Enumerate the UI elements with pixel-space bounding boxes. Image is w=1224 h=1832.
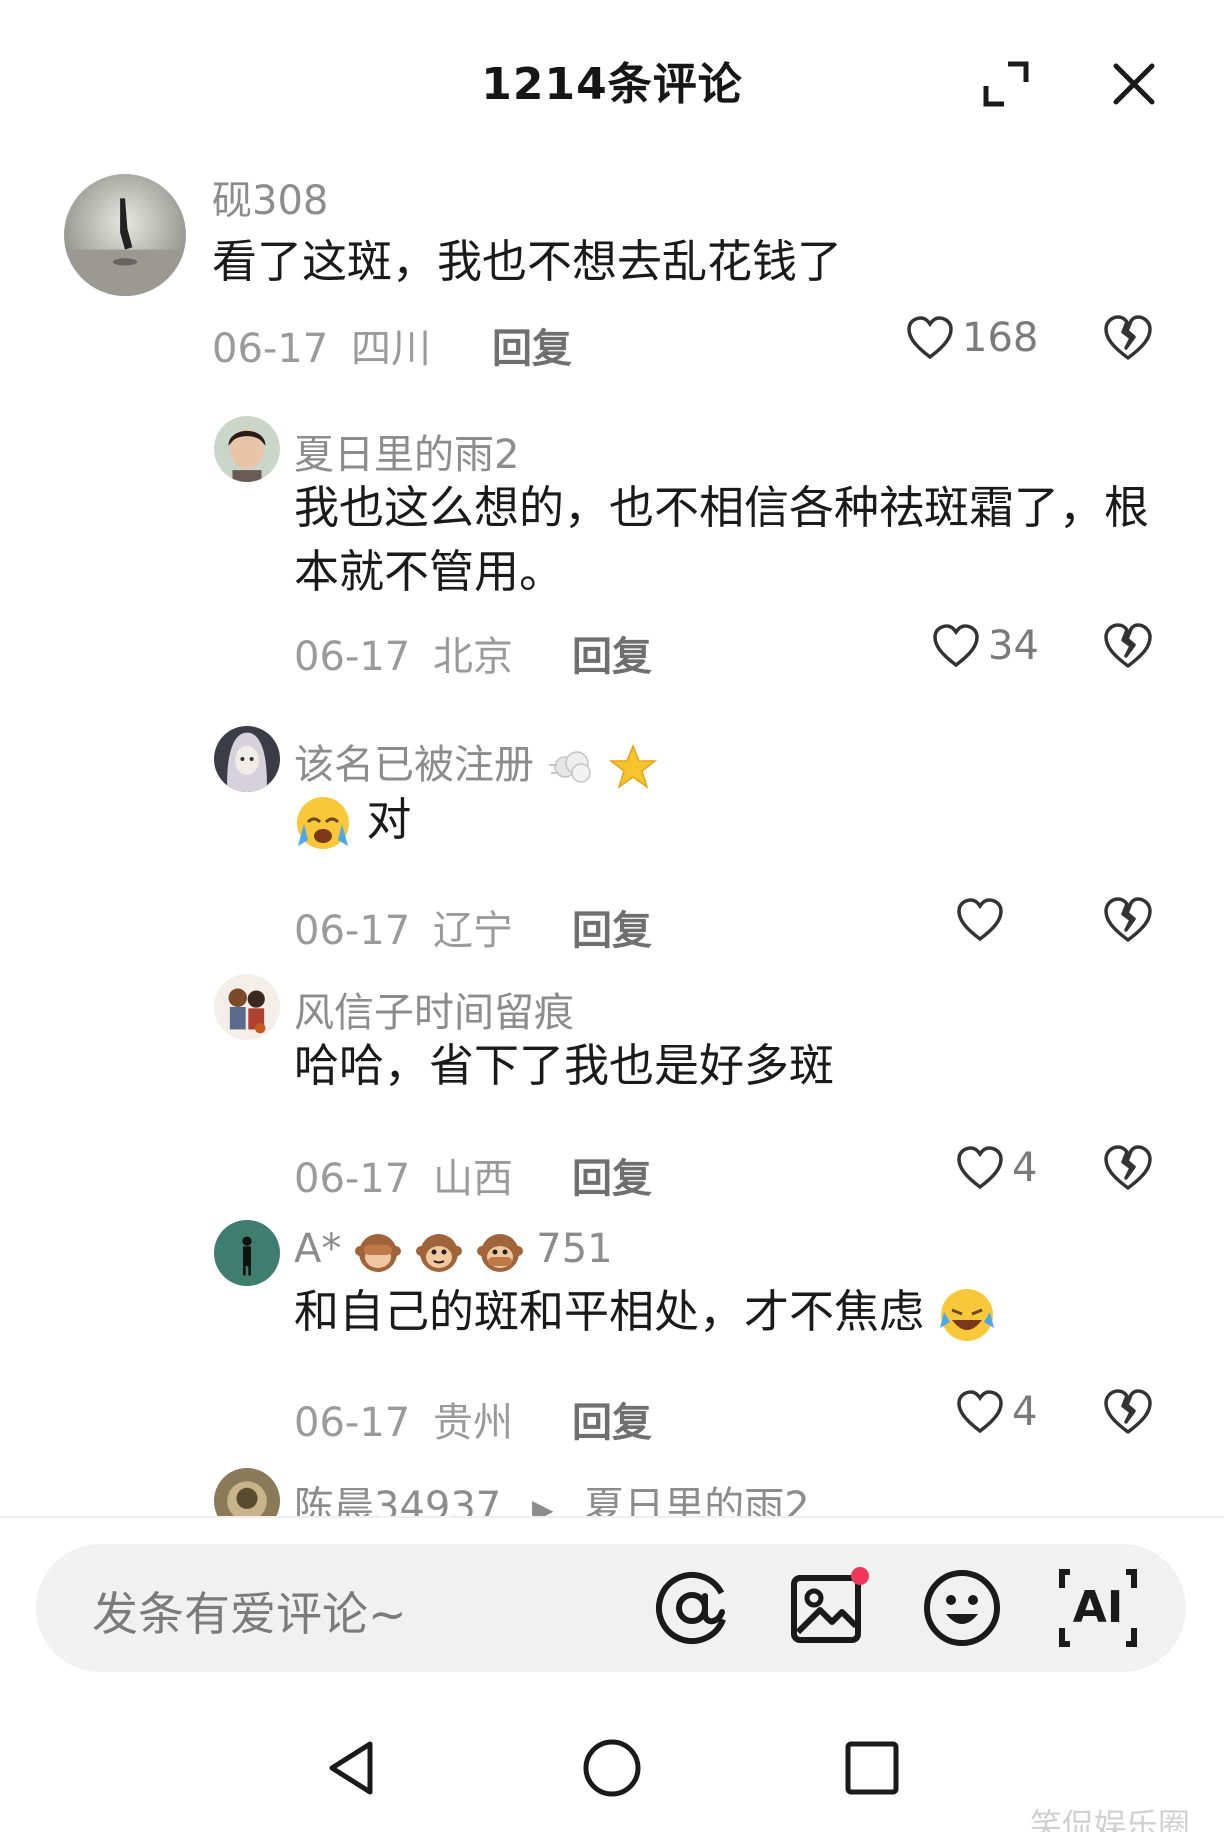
heart-icon xyxy=(907,316,953,360)
reply-arrow-icon: ▶ xyxy=(531,1492,554,1517)
like-button[interactable]: 4 xyxy=(954,1384,1037,1440)
avatar[interactable] xyxy=(64,174,186,296)
reply-button[interactable]: 回复 xyxy=(572,898,652,956)
at-icon[interactable] xyxy=(650,1566,734,1650)
comment-date: 06-17 xyxy=(212,326,329,372)
watermark: 笑侃娱乐圈 xyxy=(1030,1806,1191,1832)
username-prefix: A* xyxy=(294,1226,342,1272)
comment-username[interactable]: 陈晨34937 ▶ 夏日里的雨2 xyxy=(294,1474,810,1516)
heart-icon xyxy=(933,624,979,668)
avatar[interactable] xyxy=(214,416,280,482)
comment-location: 山西 xyxy=(432,1156,513,1202)
comment-list[interactable]: 砚308 看了这斑，我也不想去乱花钱了 06-17 四川 回复 168 夏日里的… xyxy=(0,160,1224,1516)
heart-icon xyxy=(957,898,1003,942)
speak-no-evil-monkey-icon xyxy=(476,1234,523,1272)
ai-label: AI xyxy=(1072,1582,1124,1633)
comment-date: 06-17 xyxy=(294,1156,411,1202)
reply-button[interactable]: 回复 xyxy=(572,1390,652,1448)
comment-date: 06-17 xyxy=(294,1400,411,1446)
comment-meta: 06-17 北京 xyxy=(294,624,513,682)
like-button[interactable] xyxy=(954,892,1006,948)
laughing-crying-face-icon xyxy=(940,1289,995,1341)
triangle-back-icon[interactable] xyxy=(324,1738,380,1798)
broken-heart-icon[interactable] xyxy=(1100,310,1156,366)
notification-dot xyxy=(851,1567,869,1585)
comment-text: 和自己的斑和平相处，才不焦虑 xyxy=(294,1280,1184,1344)
like-button[interactable]: 4 xyxy=(954,1140,1037,1196)
like-button[interactable]: 168 xyxy=(904,310,1038,366)
avatar[interactable] xyxy=(214,1220,280,1286)
comment-username[interactable]: 夏日里的雨2 xyxy=(294,422,519,480)
crying-face-icon xyxy=(297,797,349,849)
comment-location: 贵州 xyxy=(432,1400,513,1446)
username-suffix: 751 xyxy=(536,1226,613,1272)
expand-icon[interactable] xyxy=(978,56,1034,112)
heart-icon xyxy=(957,1146,1003,1190)
comment-text: 哈哈，省下了我也是好多斑 xyxy=(294,1039,835,1092)
reply-button[interactable]: 回复 xyxy=(572,1146,652,1204)
smiley-icon[interactable] xyxy=(920,1566,1004,1650)
comment-location: 北京 xyxy=(432,634,513,680)
avatar[interactable] xyxy=(214,726,280,792)
comment-location: 四川 xyxy=(350,326,431,372)
comment-text: 对 xyxy=(294,788,411,852)
input-placeholder: 发条有爱评论~ xyxy=(92,1587,407,1641)
reply-button[interactable]: 回复 xyxy=(492,316,572,374)
comment-text-body: 和自己的斑和平相处，才不焦虑 xyxy=(294,1285,925,1338)
like-count: 168 xyxy=(962,315,1039,361)
comments-header: 1214条评论 xyxy=(0,0,1224,160)
comment-meta: 06-17 辽宁 xyxy=(294,898,513,956)
broken-heart-icon[interactable] xyxy=(1100,1140,1156,1196)
comment-username[interactable]: 风信子时间留痕 xyxy=(294,980,574,1038)
circle-home-icon[interactable] xyxy=(580,1736,644,1800)
see-no-evil-monkey-icon xyxy=(355,1234,402,1272)
comment-username[interactable]: 该名已被注册 xyxy=(294,732,658,790)
like-count: 4 xyxy=(1012,1389,1038,1435)
broken-heart-icon[interactable] xyxy=(1100,1384,1156,1440)
comment-text: 看了这斑，我也不想去乱花钱了 xyxy=(212,235,843,288)
star-icon xyxy=(609,744,658,789)
like-button[interactable]: 34 xyxy=(930,618,1039,674)
username-text: 陈晨34937 xyxy=(294,1484,502,1516)
broken-heart-icon[interactable] xyxy=(1100,618,1156,674)
comment-date: 06-17 xyxy=(294,908,411,954)
like-count: 34 xyxy=(988,623,1039,669)
comment-date: 06-17 xyxy=(294,634,411,680)
broken-heart-icon[interactable] xyxy=(1100,892,1156,948)
comment-meta: 06-17 贵州 xyxy=(294,1390,513,1448)
comment-text: 我也这么想的，也不相信各种祛斑霜了，根本就不管用。 xyxy=(294,481,1150,598)
comment-input[interactable]: 发条有爱评论~ xyxy=(36,1544,1186,1672)
comment-username[interactable]: 砚308 xyxy=(212,168,328,226)
comment-text-body: 对 xyxy=(366,793,412,846)
like-count: 4 xyxy=(1012,1145,1038,1191)
heart-icon xyxy=(957,1390,1003,1434)
avatar[interactable] xyxy=(214,974,280,1040)
comment-meta: 06-17 四川 xyxy=(212,316,431,374)
comment-location: 辽宁 xyxy=(432,908,513,954)
comments-count-title: 1214条评论 xyxy=(481,59,743,110)
reply-button[interactable]: 回复 xyxy=(572,624,652,682)
square-recent-icon[interactable] xyxy=(842,1738,902,1798)
avatar[interactable] xyxy=(214,1468,280,1516)
image-icon[interactable] xyxy=(786,1566,870,1650)
dash-cloud-icon xyxy=(548,751,591,783)
close-icon[interactable] xyxy=(1106,56,1162,112)
username-text: 该名已被注册 xyxy=(294,742,534,788)
comment-username[interactable]: A* 751 xyxy=(294,1226,613,1275)
reply-to-username[interactable]: 夏日里的雨2 xyxy=(584,1484,809,1516)
monkey-face-icon xyxy=(415,1234,462,1272)
comment-meta: 06-17 山西 xyxy=(294,1146,513,1204)
ai-icon[interactable]: AI xyxy=(1056,1566,1140,1650)
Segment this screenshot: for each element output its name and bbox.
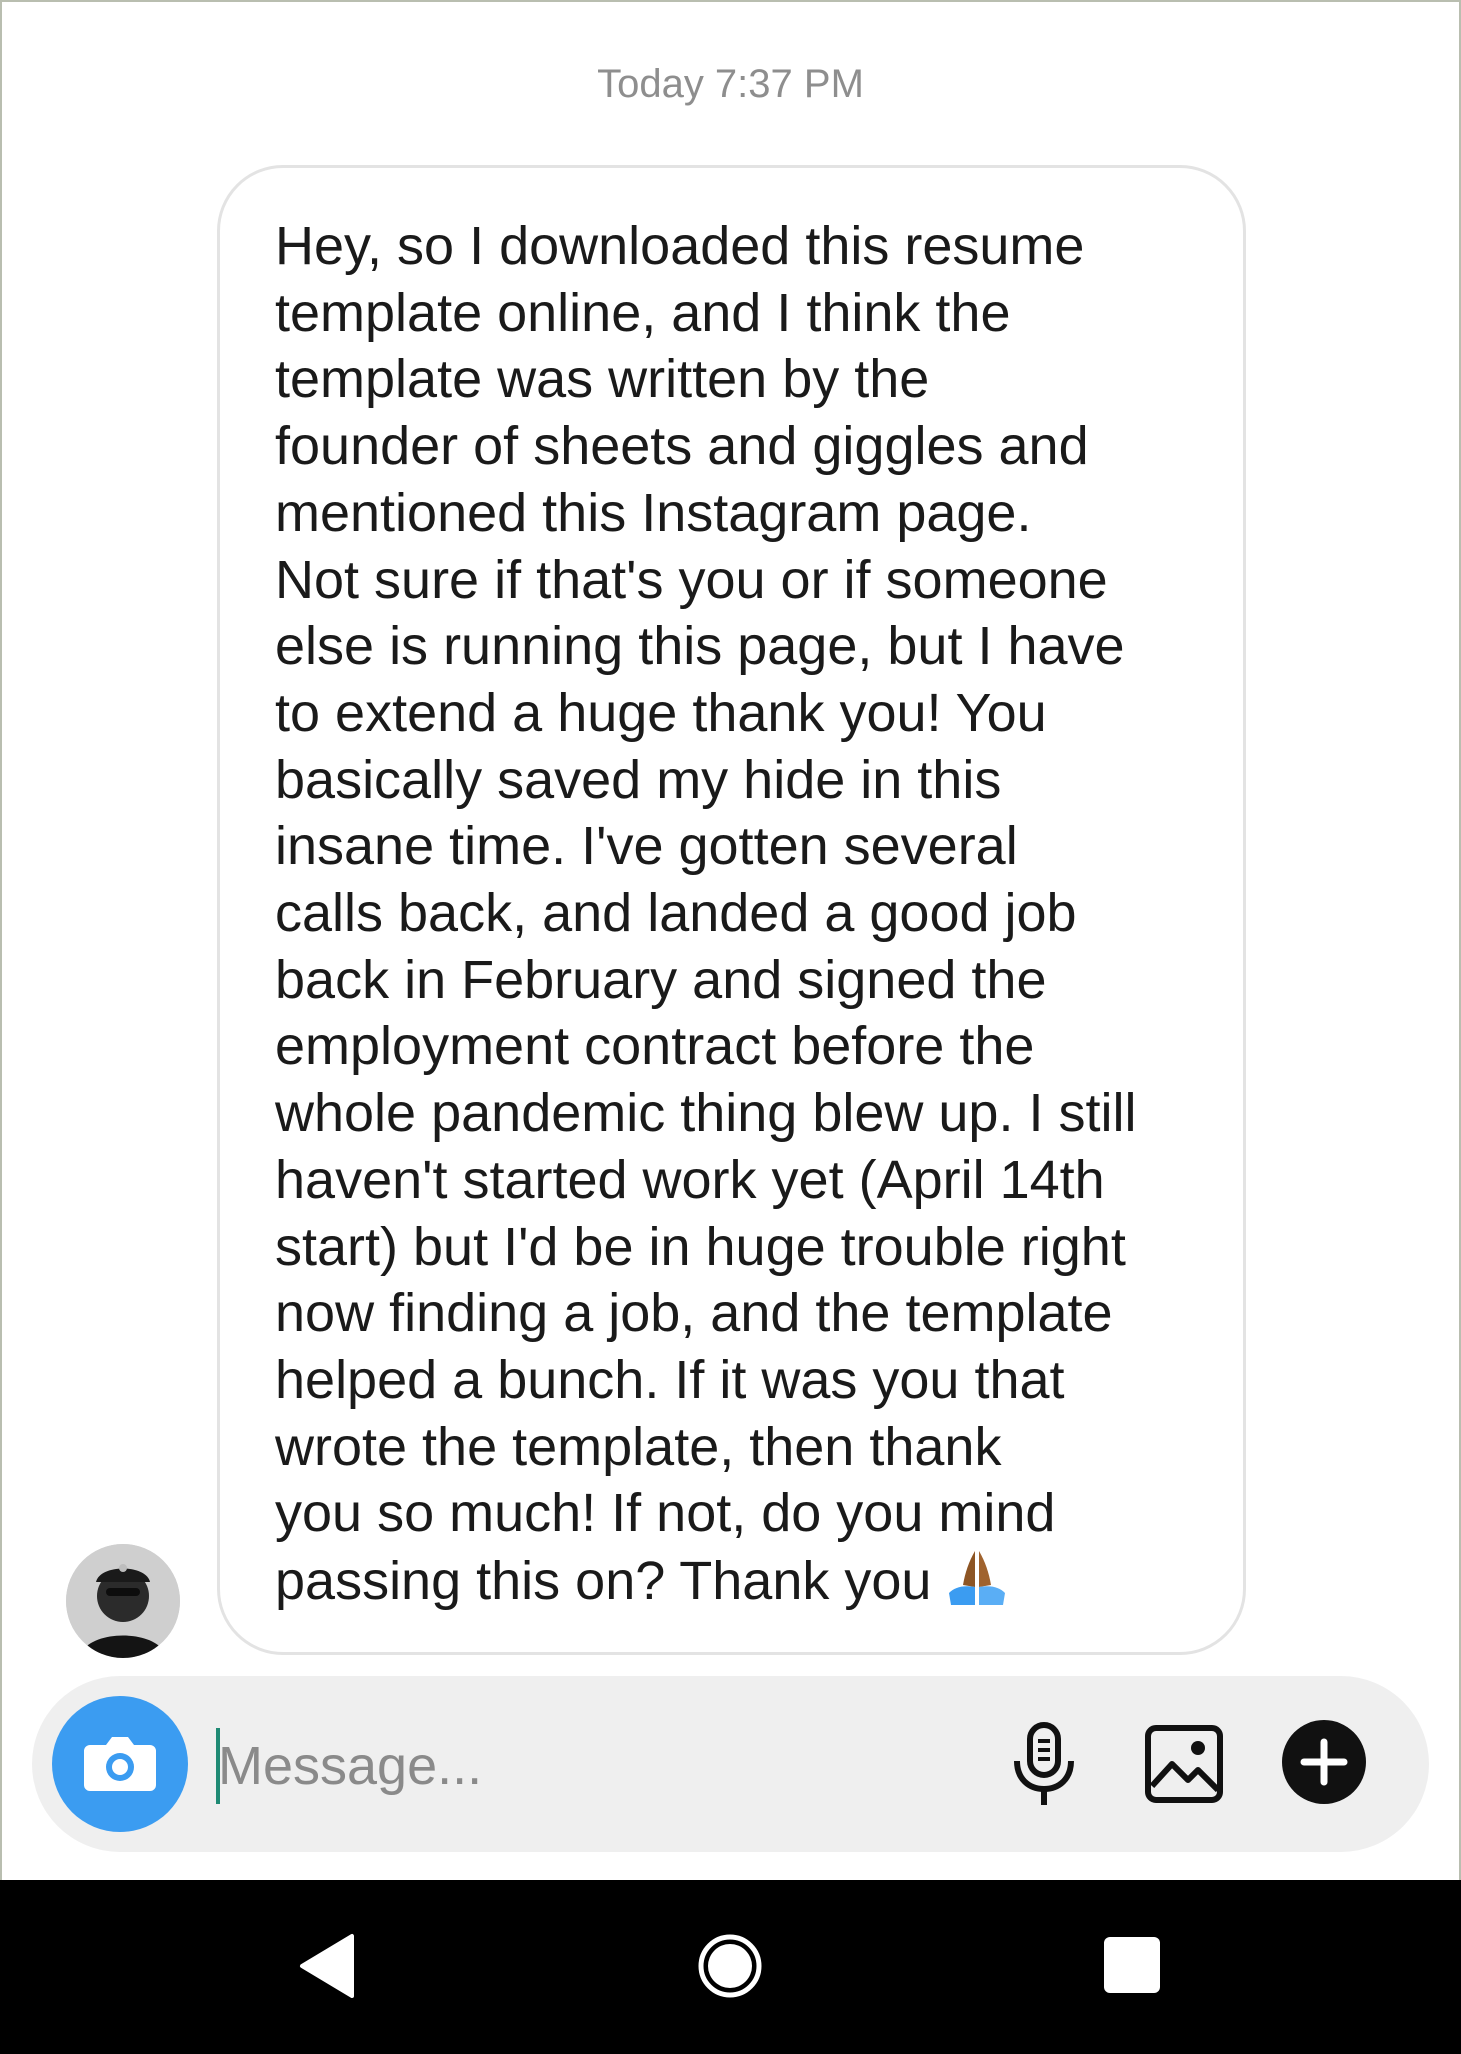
message-bubble[interactable]: Hey, so I downloaded this resume templat… — [217, 165, 1246, 1655]
message-input[interactable] — [218, 1716, 978, 1816]
gallery-button[interactable] — [1142, 1724, 1226, 1808]
message-composer — [32, 1676, 1429, 1852]
microphone-button[interactable] — [1004, 1721, 1084, 1814]
back-button[interactable] — [296, 1932, 356, 2000]
microphone-icon — [1011, 1721, 1077, 1814]
image-icon — [1144, 1724, 1224, 1809]
recents-button[interactable] — [1104, 1937, 1160, 1993]
message-text: Hey, so I downloaded this resume templat… — [275, 216, 1137, 1612]
home-circle-icon — [696, 1934, 764, 2004]
avatar[interactable] — [66, 1544, 180, 1658]
back-triangle-icon — [296, 1934, 356, 2004]
home-button[interactable] — [696, 1932, 764, 2000]
plus-icon — [1282, 1719, 1366, 1809]
add-more-button[interactable] — [1280, 1719, 1368, 1809]
camera-button[interactable] — [52, 1696, 188, 1832]
folded-hands-icon — [945, 1547, 1009, 1623]
thread-timestamp: Today 7:37 PM — [597, 62, 864, 106]
system-navigation-bar — [0, 1880, 1461, 2054]
camera-icon — [82, 1731, 158, 1798]
message-text-container: Hey, so I downloaded this resume templat… — [275, 213, 1235, 1623]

▶ Opdracht: Zet de bovenstaande regels om in een Markdown-tabel met de kolommen "Nr" en "Regel", waarbij lege regels wegvallen. Laat de afbeeldingen weg.

▶ Uitgewerkte opdracht:
| Nr | Regel |
|---|---|
| 1 | Enumerate the UI elements with pixel-space bounding boxes. Image is w=1224 h=1832. |
| 2 | heart-icon xyxy=(907,316,953,360) |
| 3 | reply-arrow-icon: ▶ xyxy=(531,1492,554,1517) |
| 4 | like-button[interactable]: 4 xyxy=(954,1384,1037,1440) |
| 5 | avatar[interactable] xyxy=(64,174,186,296) |
| 6 | reply-button[interactable]: 回复 xyxy=(572,898,652,956) |
| 7 | at-icon[interactable] xyxy=(650,1566,734,1650) |
| 8 | comment-date: 06-17 xyxy=(212,326,329,372) |
| 9 | watermark: 笑侃娱乐圈 xyxy=(1030,1806,1191,1832) |
| 10 | username-prefix: A* xyxy=(294,1226,342,1272) |
| 11 | comment-username[interactable]: 陈晨34937 ▶ 夏日里的雨2 xyxy=(294,1474,810,1516) |
| 12 | heart-icon xyxy=(933,624,979,668) |
| 13 | avatar[interactable] xyxy=(214,416,280,482) |
| 14 | comment-location: 山西 xyxy=(432,1156,513,1202) |
| 15 | comment-list[interactable]: 砚308 看了这斑，我也不想去乱花钱了 06-17 四川 回复 168 夏日里的… xyxy=(0,160,1224,1516) |
| 16 | heart-icon xyxy=(957,898,1003,942) |
| 17 | speak-no-evil-monkey-icon xyxy=(476,1234,523,1272) |
| 18 | ai-label: AI xyxy=(1072,1582,1124,1633) |
| 19 | comment-date: 06-17 xyxy=(294,1156,411,1202) |
| 20 | reply-button[interactable]: 回复 xyxy=(572,1390,652,1448) |
| 21 | comment-date: 06-17 xyxy=(294,1400,411,1446) |
| 22 | comment-meta: 06-17 北京 xyxy=(294,624,513,682) |
| 23 | like-button[interactable] xyxy=(954,892,1006,948) |
| 24 | laughing-crying-face-icon xyxy=(940,1289,995,1341) |
| 25 | triangle-back-icon[interactable] xyxy=(324,1738,380,1798) |
| 26 | broken-heart-icon[interactable] xyxy=(1100,310,1156,366) |
| 27 | notification-dot xyxy=(851,1567,869,1585) |
| 28 | comment-text: 和自己的斑和平相处，才不焦虑 xyxy=(294,1280,1184,1344) |
| 29 | like-button[interactable]: 4 xyxy=(954,1140,1037,1196) |
| 30 | like-button[interactable]: 168 xyxy=(904,310,1038,366) |
| 31 | avatar[interactable] xyxy=(214,1220,280,1286) |
| 32 | comment-username[interactable]: 夏日里的雨2 xyxy=(294,422,519,480) |
| 33 | crying-face-icon xyxy=(297,797,349,849) |
| 34 | comment-location: 贵州 xyxy=(432,1400,513,1446) |
| 35 | username-suffix: 751 xyxy=(536,1226,613,1272) |
| 36 | expand-icon[interactable] xyxy=(978,56,1034,112) |
| 37 | heart-icon xyxy=(957,1146,1003,1190) |
| 38 | comment-text: 哈哈，省下了我也是好多斑 xyxy=(294,1039,835,1092) |
| 39 | reply-button[interactable]: 回复 xyxy=(572,1146,652,1204) |
| 40 | smiley-icon[interactable] xyxy=(920,1566,1004,1650) |
| 41 | comment-location: 北京 xyxy=(432,634,513,680) |
| 42 | avatar[interactable] xyxy=(214,726,280,792) |
| 43 | comment-location: 四川 xyxy=(350,326,431,372) |
| 44 | comment-text: 对 xyxy=(294,788,411,852) |
| 45 | input-placeholder: 发条有爱评论~ xyxy=(92,1587,407,1641) |
| 46 | reply-button[interactable]: 回复 xyxy=(492,316,572,374) |
| 47 | comment-text-body: 和自己的斑和平相处，才不焦虑 xyxy=(294,1285,925,1338) |
| 48 | like-count: 168 xyxy=(962,315,1039,361) |
| 49 | comments-header: 1214条评论 xyxy=(0,0,1224,160) |
| 50 | comment-meta: 06-17 辽宁 xyxy=(294,898,513,956) |
| 51 | broken-heart-icon[interactable] xyxy=(1100,1140,1156,1196) |
| 52 | comment-username[interactable]: 风信子时间留痕 xyxy=(294,980,574,1038) |
| 53 | circle-home-icon[interactable] xyxy=(580,1736,644,1800) |
| 54 | see-no-evil-monkey-icon xyxy=(355,1234,402,1272) |
| 55 | comment-username[interactable]: 该名已被注册 xyxy=(294,732,658,790) |
| 56 | like-count: 4 xyxy=(1012,1389,1038,1435) |
| 57 | broken-heart-icon[interactable] xyxy=(1100,1384,1156,1440) |
| 58 | comment-text: 看了这斑，我也不想去乱花钱了 xyxy=(212,235,843,288) |
| 59 | star-icon xyxy=(609,744,658,789) |
| 60 | like-button[interactable]: 34 xyxy=(930,618,1039,674) |
| 61 | username-text: 陈晨34937 xyxy=(294,1484,502,1516) |
| 62 | broken-heart-icon[interactable] xyxy=(1100,618,1156,674) |
| 63 | comment-date: 06-17 xyxy=(294,908,411,954) |
| 64 | like-count: 34 xyxy=(988,623,1039,669) |
| 65 | comment-date: 06-17 xyxy=(294,634,411,680) |
| 66 | broken-heart-icon[interactable] xyxy=(1100,892,1156,948) |
| 67 | comment-meta: 06-17 贵州 xyxy=(294,1390,513,1448) |
| 68 | comment-text: 我也这么想的，也不相信各种祛斑霜了，根本就不管用。 xyxy=(294,481,1150,598) |
| 69 | comment-input[interactable]: 发条有爱评论~ xyxy=(36,1544,1186,1672) |
| 70 | comment-username[interactable]: 砚308 xyxy=(212,168,328,226) |
| 71 | comment-text-body: 对 xyxy=(366,793,412,846) |
| 72 | like-count: 4 xyxy=(1012,1145,1038,1191) |
| 73 | heart-icon xyxy=(957,1390,1003,1434) |
| 74 | avatar[interactable] xyxy=(214,974,280,1040) |
| 75 | comment-meta: 06-17 四川 xyxy=(212,316,431,374) |
| 76 | comment-location: 辽宁 xyxy=(432,908,513,954) |
| 77 | comments-count-title: 1214条评论 xyxy=(481,59,743,110) |
| 78 | reply-button[interactable]: 回复 xyxy=(572,624,652,682) |
| 79 | square-recent-icon[interactable] xyxy=(842,1738,902,1798) |
| 80 | avatar[interactable] xyxy=(214,1468,280,1516) |
| 81 | image-icon[interactable] xyxy=(786,1566,870,1650) |
| 82 | dash-cloud-icon xyxy=(548,751,591,783) |
| 83 | close-icon[interactable] xyxy=(1106,56,1162,112) |
| 84 | username-text: 该名已被注册 xyxy=(294,742,534,788) |
| 85 | comment-username[interactable]: A* 751 xyxy=(294,1226,613,1275) |
| 86 | reply-to-username[interactable]: 夏日里的雨2 xyxy=(584,1484,809,1516) |
| 87 | monkey-face-icon xyxy=(415,1234,462,1272) |
| 88 | comment-meta: 06-17 山西 xyxy=(294,1146,513,1204) |
| 89 | ai-icon[interactable]: AI xyxy=(1056,1566,1140,1650) |
| 90 | Segment this screenshot: for each element output its name and bbox. |
| 91 | message-bubble[interactable]: Hey, so I downloaded this resume templat… — [217, 165, 1246, 1655] |
| 92 | message-input[interactable] — [218, 1716, 978, 1816] |
| 93 | gallery-button[interactable] — [1142, 1724, 1226, 1808] |
| 94 | message-composer — [32, 1676, 1429, 1852] |
| 95 | microphone-button[interactable] — [1004, 1721, 1084, 1814] |
| 96 | back-button[interactable] — [296, 1932, 356, 2000] |
| 97 | microphone-icon — [1011, 1721, 1077, 1814] |
| 98 | image-icon — [1144, 1724, 1224, 1809] |
| 99 | recents-button[interactable] — [1104, 1937, 1160, 1993] |
| 100 | message-text: Hey, so I downloaded this resume templat… — [275, 216, 1137, 1612] |
| 101 | home-circle-icon — [696, 1934, 764, 2004] |
| 102 | avatar[interactable] — [66, 1544, 180, 1658] |
| 103 | back-triangle-icon — [296, 1934, 356, 2004] |
| 104 | home-button[interactable] — [696, 1932, 764, 2000] |
| 105 | plus-icon — [1282, 1719, 1366, 1809] |
| 106 | add-more-button[interactable] — [1280, 1719, 1368, 1809] |
| 107 | camera-button[interactable] — [52, 1696, 188, 1832] |
| 108 | folded-hands-icon — [945, 1547, 1009, 1623] |
| 109 | thread-timestamp: Today 7:37 PM — [597, 62, 864, 106] |
| 110 | system-navigation-bar — [0, 1880, 1461, 2054] |
| 111 | camera-icon — [82, 1731, 158, 1798] |
| 112 | message-text-container: Hey, so I downloaded this resume templat… — [275, 213, 1235, 1623] |